Do this: Pull each line holding "Output" out of the entries below.

BEGIN

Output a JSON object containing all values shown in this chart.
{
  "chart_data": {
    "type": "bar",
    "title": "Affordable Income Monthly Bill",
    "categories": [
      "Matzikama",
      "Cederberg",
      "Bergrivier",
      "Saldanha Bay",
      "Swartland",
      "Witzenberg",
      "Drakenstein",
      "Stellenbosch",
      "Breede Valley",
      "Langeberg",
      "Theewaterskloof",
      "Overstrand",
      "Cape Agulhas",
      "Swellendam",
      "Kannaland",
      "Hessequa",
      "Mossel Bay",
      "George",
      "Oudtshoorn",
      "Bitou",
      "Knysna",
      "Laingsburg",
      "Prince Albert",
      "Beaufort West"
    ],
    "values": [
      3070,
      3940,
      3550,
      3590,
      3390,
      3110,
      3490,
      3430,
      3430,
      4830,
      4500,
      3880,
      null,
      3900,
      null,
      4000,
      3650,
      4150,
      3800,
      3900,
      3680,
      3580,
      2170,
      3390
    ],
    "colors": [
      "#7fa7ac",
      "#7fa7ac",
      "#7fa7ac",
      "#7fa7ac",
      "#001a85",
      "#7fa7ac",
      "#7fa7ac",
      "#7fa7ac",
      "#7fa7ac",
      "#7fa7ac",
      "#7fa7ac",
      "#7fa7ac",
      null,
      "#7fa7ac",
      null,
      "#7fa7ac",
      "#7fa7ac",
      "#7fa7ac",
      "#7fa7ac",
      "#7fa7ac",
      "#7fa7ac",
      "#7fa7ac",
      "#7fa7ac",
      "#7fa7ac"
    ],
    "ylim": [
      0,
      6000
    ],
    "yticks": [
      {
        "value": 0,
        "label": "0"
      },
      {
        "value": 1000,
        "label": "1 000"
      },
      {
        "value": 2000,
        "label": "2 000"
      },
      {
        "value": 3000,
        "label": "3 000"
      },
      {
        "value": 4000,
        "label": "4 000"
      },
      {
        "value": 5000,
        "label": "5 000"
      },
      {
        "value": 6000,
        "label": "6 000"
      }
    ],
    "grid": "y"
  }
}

END
BEGIN

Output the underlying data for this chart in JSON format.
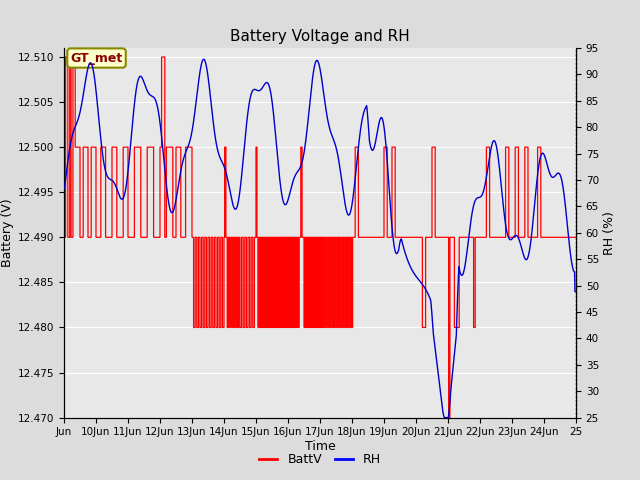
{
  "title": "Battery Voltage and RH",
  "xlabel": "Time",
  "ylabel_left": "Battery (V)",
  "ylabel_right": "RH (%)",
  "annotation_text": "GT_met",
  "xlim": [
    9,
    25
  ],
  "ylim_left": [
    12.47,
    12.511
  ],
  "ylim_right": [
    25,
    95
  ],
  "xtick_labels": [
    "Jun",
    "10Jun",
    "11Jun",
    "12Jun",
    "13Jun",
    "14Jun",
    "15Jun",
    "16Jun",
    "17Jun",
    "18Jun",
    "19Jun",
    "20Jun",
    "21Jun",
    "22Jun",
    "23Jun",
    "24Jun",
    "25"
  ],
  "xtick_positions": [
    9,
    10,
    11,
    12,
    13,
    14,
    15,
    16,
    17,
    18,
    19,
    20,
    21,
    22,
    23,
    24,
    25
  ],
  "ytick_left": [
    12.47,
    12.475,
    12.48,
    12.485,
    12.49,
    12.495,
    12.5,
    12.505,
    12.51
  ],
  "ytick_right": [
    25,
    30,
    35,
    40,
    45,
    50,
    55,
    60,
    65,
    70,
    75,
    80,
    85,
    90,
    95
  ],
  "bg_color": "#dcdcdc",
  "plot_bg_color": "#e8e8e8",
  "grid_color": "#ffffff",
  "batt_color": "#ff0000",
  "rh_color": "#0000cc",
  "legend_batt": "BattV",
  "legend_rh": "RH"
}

END

Result:
Output a JSON object containing all values shown in this chart.
Output the underlying data for this chart in JSON format.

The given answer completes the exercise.